From the entries that follow, extract each line holding the string "glyph".

====== Material for the task ======

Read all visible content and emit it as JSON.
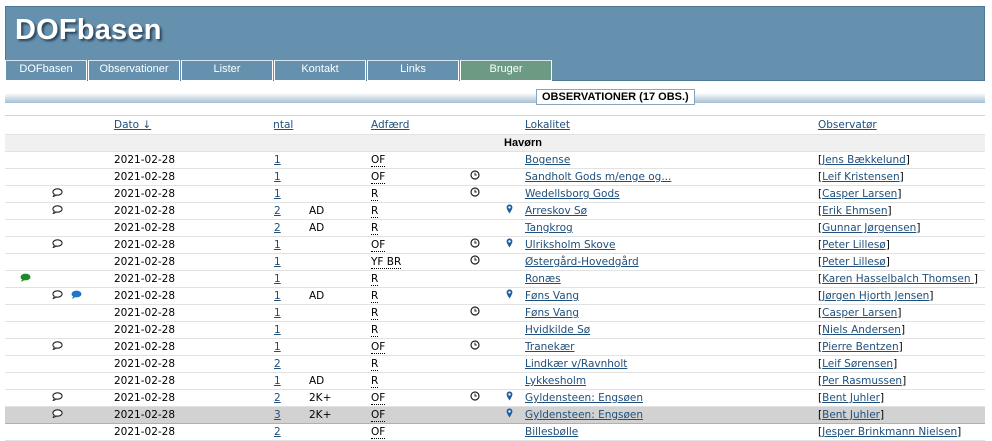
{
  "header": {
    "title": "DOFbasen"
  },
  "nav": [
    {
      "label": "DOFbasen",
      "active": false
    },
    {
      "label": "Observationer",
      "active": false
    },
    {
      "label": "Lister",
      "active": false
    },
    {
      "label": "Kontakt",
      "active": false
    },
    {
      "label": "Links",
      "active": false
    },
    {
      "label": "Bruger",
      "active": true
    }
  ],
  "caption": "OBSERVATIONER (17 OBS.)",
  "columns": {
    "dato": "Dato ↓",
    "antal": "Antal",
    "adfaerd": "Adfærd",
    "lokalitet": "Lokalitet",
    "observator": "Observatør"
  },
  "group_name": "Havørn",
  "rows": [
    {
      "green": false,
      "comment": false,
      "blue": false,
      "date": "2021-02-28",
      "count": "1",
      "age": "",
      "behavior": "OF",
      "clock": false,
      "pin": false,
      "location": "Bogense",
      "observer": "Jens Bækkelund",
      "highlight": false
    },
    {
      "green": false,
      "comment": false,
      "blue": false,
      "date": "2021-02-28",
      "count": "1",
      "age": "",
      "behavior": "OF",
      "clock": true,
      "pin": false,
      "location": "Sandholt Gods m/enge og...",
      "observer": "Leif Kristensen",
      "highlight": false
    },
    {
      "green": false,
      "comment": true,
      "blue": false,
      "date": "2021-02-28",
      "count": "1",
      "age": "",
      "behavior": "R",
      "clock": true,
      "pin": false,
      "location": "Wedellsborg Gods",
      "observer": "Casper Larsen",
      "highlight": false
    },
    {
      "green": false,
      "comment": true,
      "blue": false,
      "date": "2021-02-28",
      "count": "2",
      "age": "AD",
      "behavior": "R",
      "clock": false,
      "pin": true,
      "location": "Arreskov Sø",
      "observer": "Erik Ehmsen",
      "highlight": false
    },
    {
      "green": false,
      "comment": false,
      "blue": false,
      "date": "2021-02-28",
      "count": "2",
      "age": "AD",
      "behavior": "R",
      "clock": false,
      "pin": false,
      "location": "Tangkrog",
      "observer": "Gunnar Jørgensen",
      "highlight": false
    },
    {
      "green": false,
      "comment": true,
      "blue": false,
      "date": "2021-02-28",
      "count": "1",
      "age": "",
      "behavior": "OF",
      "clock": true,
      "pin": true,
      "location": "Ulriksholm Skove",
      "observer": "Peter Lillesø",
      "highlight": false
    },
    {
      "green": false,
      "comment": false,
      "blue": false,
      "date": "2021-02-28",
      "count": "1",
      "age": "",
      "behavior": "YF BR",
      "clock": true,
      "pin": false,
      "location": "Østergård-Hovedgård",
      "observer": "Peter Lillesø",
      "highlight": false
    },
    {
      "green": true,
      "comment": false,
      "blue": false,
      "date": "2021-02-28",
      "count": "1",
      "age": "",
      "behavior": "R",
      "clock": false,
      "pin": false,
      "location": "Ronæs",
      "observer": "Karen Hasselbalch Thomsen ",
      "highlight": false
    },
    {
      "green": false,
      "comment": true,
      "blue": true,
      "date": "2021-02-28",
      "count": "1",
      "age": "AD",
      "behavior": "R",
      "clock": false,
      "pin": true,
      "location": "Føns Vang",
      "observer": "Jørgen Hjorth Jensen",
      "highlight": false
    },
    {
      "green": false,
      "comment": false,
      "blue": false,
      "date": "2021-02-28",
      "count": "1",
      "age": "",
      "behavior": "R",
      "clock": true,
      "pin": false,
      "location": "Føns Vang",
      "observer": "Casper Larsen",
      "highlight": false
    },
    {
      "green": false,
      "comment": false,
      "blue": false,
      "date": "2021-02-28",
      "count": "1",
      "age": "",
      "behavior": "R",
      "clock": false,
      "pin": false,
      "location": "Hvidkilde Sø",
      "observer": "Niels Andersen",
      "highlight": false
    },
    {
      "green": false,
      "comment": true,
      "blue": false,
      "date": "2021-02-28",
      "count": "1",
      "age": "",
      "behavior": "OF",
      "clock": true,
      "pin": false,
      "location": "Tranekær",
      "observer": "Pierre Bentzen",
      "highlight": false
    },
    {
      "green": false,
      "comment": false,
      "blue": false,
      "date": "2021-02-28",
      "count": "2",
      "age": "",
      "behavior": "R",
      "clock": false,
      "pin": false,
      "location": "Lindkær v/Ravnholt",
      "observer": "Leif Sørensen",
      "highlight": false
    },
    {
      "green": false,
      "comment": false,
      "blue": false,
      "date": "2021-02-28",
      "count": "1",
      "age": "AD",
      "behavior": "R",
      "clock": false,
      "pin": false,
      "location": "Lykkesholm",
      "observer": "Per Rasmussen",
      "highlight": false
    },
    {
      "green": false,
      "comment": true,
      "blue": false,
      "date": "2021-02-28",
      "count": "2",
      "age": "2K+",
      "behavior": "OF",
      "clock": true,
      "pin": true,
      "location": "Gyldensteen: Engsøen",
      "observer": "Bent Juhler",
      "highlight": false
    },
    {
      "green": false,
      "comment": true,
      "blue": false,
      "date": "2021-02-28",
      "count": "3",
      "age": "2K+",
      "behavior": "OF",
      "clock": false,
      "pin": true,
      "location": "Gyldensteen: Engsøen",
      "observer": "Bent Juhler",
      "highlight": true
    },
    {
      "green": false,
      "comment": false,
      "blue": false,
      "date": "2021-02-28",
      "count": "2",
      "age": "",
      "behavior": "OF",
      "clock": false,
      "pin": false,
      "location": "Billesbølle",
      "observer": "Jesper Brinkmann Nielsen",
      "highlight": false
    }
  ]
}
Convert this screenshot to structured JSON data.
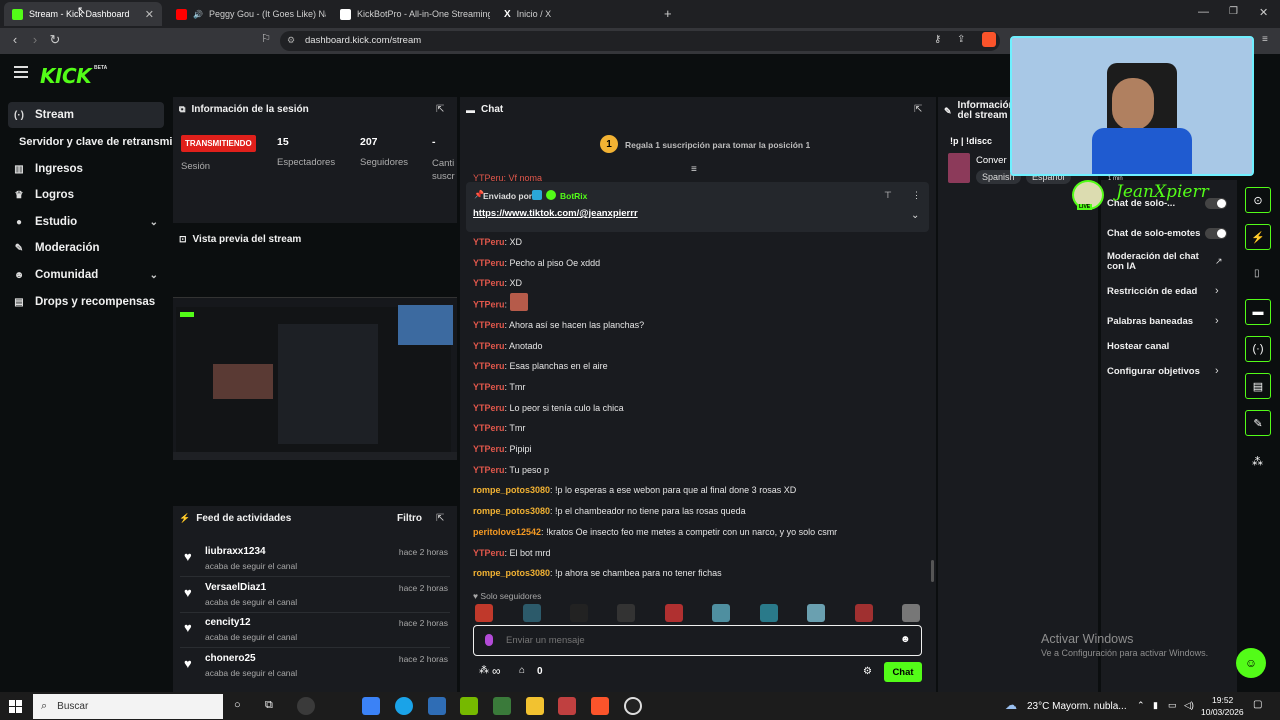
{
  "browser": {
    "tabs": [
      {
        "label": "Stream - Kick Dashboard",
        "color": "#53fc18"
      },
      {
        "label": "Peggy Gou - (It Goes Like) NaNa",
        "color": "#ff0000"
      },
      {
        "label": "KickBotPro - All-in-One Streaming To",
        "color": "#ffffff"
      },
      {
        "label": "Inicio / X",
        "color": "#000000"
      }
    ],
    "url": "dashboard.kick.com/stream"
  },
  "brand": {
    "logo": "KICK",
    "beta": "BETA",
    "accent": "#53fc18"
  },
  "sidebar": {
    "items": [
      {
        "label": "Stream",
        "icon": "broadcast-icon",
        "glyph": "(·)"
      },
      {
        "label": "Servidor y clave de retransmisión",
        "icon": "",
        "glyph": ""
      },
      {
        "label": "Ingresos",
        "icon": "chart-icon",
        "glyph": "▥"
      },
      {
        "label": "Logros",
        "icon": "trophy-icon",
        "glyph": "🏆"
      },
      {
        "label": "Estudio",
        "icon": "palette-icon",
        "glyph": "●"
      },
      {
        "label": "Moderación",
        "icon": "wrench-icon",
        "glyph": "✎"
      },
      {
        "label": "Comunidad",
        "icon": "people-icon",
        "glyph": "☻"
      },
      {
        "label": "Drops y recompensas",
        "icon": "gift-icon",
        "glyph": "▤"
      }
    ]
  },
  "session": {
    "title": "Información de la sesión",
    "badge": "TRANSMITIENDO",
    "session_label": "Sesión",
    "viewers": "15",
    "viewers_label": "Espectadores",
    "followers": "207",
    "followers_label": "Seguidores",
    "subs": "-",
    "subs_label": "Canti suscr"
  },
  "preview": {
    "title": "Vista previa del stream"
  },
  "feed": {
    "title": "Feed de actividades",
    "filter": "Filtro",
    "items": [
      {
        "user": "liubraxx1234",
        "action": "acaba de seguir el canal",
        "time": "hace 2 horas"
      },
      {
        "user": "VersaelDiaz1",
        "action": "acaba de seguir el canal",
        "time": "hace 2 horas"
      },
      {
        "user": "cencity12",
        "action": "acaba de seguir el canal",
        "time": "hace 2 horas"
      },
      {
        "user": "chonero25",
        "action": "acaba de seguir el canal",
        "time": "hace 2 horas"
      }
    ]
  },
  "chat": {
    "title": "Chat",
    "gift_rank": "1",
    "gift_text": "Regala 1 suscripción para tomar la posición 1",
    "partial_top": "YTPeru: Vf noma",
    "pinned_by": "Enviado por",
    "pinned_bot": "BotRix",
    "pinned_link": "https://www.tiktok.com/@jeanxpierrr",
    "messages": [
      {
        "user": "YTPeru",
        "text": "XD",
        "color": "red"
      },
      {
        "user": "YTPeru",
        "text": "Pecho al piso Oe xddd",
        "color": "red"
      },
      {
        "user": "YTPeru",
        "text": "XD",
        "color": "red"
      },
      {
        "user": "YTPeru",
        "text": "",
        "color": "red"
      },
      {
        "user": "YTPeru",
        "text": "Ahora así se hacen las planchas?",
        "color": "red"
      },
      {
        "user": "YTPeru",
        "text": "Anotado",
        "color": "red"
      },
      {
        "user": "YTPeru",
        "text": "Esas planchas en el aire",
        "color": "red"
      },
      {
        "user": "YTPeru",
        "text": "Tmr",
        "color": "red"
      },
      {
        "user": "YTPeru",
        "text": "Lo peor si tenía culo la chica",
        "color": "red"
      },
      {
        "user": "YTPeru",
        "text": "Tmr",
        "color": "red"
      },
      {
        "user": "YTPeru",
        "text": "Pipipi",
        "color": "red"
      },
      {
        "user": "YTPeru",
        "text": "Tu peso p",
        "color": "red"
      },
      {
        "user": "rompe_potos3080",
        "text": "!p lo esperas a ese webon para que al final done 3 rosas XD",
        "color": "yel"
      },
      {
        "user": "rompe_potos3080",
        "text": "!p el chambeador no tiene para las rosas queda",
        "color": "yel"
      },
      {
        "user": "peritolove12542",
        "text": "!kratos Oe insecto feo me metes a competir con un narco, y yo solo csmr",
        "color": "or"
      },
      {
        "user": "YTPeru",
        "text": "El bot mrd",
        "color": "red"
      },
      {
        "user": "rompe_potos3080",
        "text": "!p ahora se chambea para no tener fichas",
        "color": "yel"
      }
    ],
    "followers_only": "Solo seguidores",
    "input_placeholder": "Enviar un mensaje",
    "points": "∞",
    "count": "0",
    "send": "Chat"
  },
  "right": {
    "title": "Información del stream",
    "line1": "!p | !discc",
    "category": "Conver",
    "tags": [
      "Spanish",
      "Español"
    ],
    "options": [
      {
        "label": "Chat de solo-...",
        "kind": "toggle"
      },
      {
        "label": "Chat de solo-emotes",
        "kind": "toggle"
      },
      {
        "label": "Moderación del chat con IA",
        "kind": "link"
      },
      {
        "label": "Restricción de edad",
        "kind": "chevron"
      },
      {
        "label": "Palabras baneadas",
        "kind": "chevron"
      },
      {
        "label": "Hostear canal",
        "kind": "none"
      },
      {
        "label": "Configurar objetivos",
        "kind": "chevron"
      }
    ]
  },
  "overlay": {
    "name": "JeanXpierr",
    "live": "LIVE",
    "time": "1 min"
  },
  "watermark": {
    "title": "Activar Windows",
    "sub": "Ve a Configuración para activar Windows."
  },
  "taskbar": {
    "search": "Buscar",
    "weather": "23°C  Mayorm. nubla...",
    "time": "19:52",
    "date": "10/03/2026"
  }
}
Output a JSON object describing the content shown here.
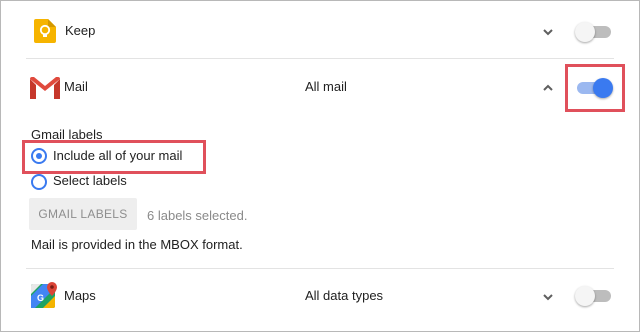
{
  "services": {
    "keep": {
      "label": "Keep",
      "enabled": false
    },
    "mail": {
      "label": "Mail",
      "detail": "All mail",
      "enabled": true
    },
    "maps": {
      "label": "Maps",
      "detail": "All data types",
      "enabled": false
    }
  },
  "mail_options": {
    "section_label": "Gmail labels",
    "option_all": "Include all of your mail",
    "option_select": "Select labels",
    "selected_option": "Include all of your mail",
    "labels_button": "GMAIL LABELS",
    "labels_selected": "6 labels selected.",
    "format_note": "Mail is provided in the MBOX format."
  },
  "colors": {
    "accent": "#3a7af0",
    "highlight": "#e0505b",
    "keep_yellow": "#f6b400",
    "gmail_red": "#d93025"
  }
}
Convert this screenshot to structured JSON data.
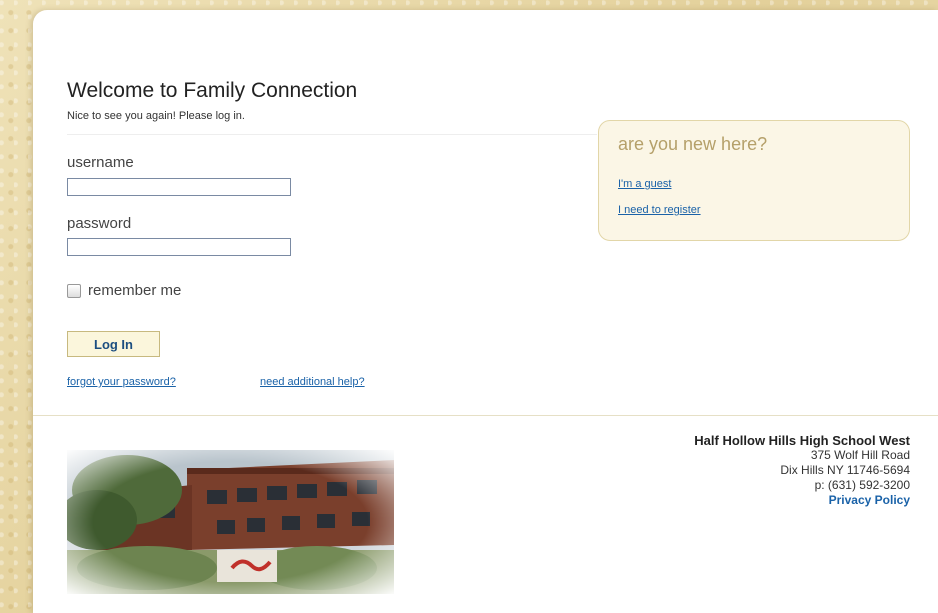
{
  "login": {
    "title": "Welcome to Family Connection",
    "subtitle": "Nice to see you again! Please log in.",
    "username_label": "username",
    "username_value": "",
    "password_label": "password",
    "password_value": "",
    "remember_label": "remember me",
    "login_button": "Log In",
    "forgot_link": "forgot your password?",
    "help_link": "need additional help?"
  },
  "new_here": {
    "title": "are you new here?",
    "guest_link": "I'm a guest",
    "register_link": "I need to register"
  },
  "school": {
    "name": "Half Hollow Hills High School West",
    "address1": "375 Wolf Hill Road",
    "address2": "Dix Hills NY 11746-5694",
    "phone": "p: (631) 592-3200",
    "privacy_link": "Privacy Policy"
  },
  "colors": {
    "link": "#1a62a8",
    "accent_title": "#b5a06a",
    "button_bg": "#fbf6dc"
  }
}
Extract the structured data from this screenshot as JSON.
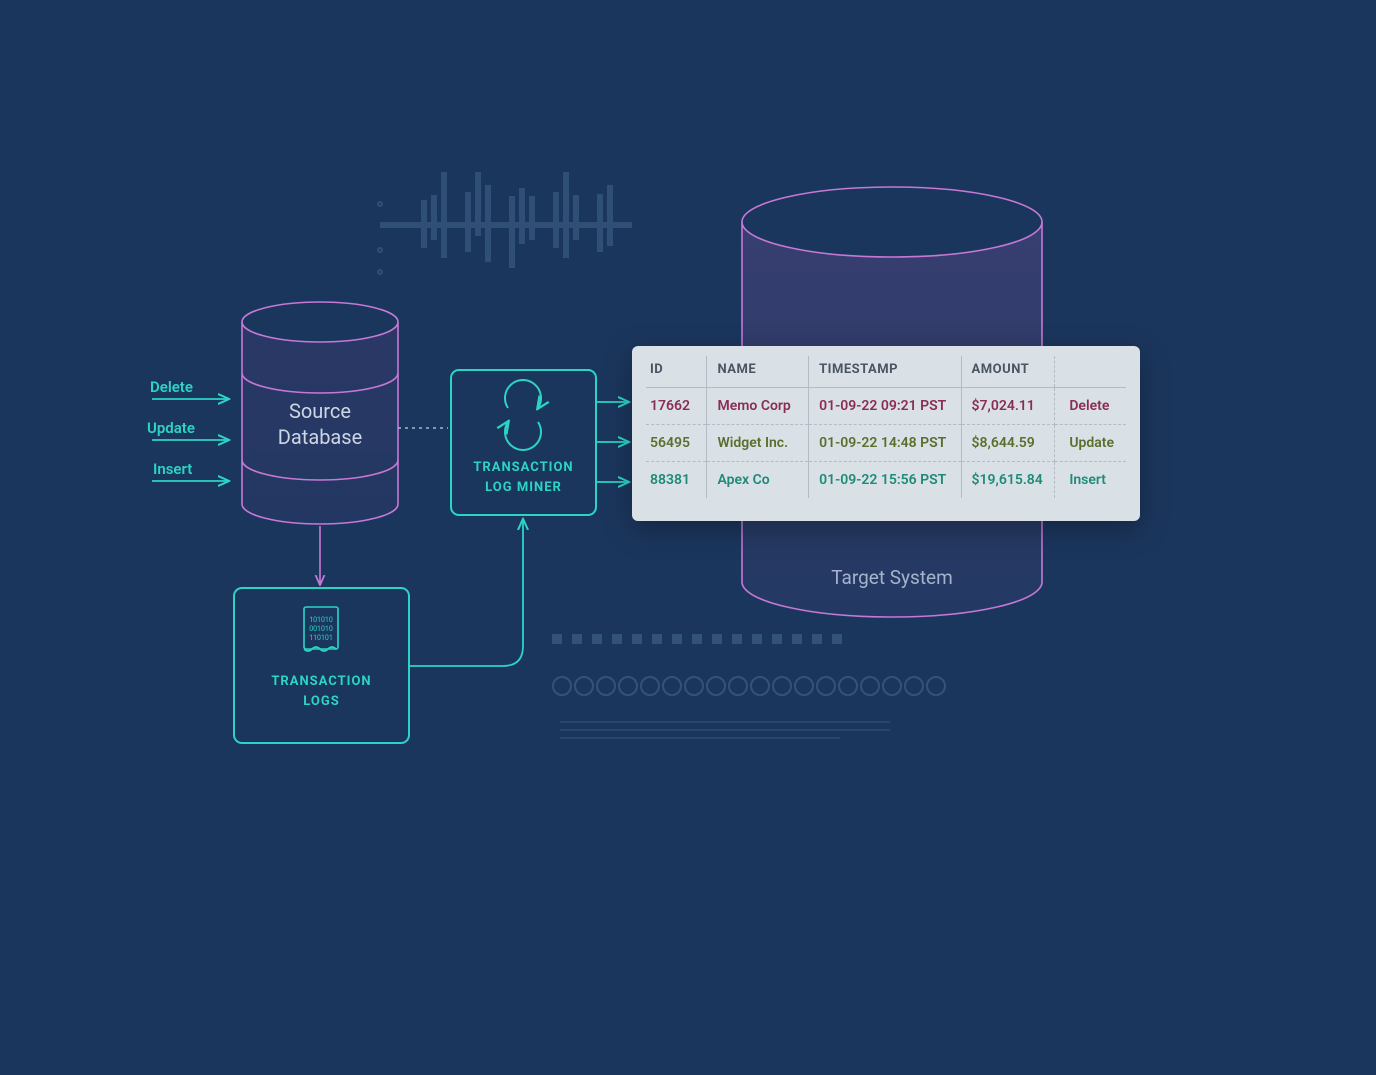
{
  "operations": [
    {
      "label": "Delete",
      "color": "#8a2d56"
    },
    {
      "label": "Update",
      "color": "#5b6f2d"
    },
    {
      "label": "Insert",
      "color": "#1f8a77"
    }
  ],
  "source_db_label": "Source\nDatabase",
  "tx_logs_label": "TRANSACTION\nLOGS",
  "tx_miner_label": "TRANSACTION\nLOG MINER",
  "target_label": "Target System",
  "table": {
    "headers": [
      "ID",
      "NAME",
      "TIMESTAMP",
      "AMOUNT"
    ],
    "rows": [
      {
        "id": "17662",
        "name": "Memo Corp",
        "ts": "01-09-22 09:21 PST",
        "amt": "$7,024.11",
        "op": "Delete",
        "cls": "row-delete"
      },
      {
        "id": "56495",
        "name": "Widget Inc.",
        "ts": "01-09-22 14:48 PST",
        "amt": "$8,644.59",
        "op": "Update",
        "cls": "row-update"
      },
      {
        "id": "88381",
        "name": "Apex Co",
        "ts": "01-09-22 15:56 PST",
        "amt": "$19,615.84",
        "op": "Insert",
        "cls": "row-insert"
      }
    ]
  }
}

======

## Expected answer
        "glyph": "(·)"
        "glyph": ""
        "glyph": "▥"
        "glyph": "🏆"
        "glyph": "●"
        "glyph": "✎"
        "glyph": "☻"
        "glyph": "▤"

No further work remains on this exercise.